- **SUPPLIED TEXT**
<<<<

Tek-Tips is the largest IT community on the Internet today!

Members share and learn making Tek-Tips Forums the best source of peer-reviewed technical information on the Internet!

  • Congratulations TouchToneTommy on being selected by the Tek-Tips community for having the most helpful posts in the forums last week. Way to Go!

relay from dmz in

Status
Not open for further replies.

jdl508

Technical User
Apr 30, 2001
242
US
Hello,
I have an exchange 5.5 server on NT4 in my domain. This server dials out through etrn to retrieve our mail every 15 min. I am now ready to connect oyur mail server to a static internet connection but want to be secure about it. I have decided to use an smtp relay server in our dmz to reroute the mail into our exchange server. We use a PIX firewall. What is the best way to do this? there isnt a whole lot of info on the internet about it. I have read to just use iis as a relay but it would seem more secure to use exchange and just use it to relay in. Do I need the relay server to be a member of the exchange organization? I want it to just be a standalone box that can only pass port 25 and 110 to and from ip address xxx.xxx.xxx.xxx, Thanks for any replies
jdl
 
Anyone have an ideas on this???

>>>>

- **COLLECTED MATERIAL**
<<<<

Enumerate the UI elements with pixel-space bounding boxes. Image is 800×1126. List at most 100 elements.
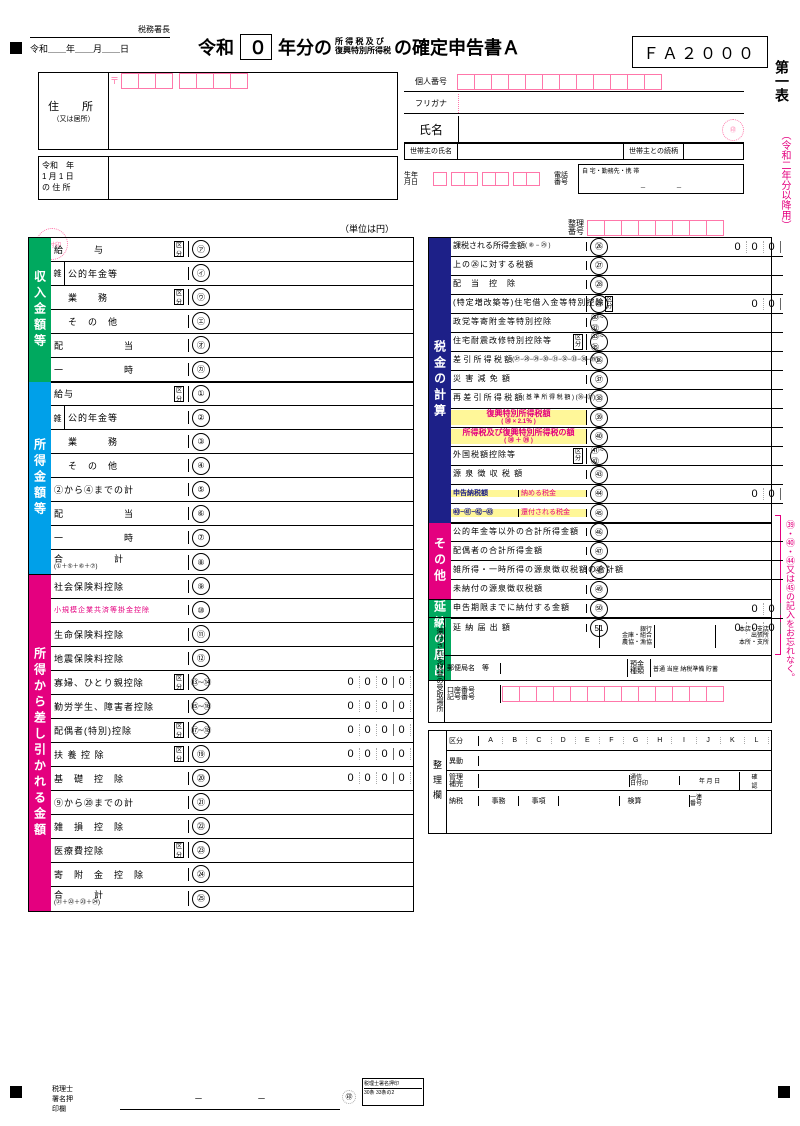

>>>>

- **SHORT EXERCISE 1**
Could you repeat, word for word, the Exchange relay thread from "Tek-Tips is the" up to and including "week. Way to Go!"?
- **SHORT EXERCISE 2**
Can you pick up the Exchange relay thread from its last line and keep it going?
The data comes from a different source than the Exchange relay thread.

- **TASK RESULT 1**
Tek-Tips is the largest IT community on the Internet today!

Members share and learn making Tek-Tips Forums the best source of peer-reviewed technical information on the Internet!

  • Congratulations TouchToneTommy on being selected by the Tek-Tips community for having the most helpful posts in the forums last week. Way to Go!

- **TASK RESULT 2**
 
We have a very similar setup that works very well. We use a pix, a spam filter/relay in the dmz, and exchange on the inside. We forward all outbound email from exchange to the relay (the relay then uses dns to forward to the internet). Once the inbound mail hits the relay, we forward all inbound mail to the static dmz ip of the exchange box. The relay is in no way associated with exchange, exchange knows it as just another smtp server.

We do not use pop so we only allow smtp into the relay and exchange box via the pix. We have one acl that allows smtp to hit the relay, and one acl that allows the relay to connect to exchange on port 25. We only allow domains contained in our organization to be relayed.

Hope this helps.
 
Status
Not open for further replies.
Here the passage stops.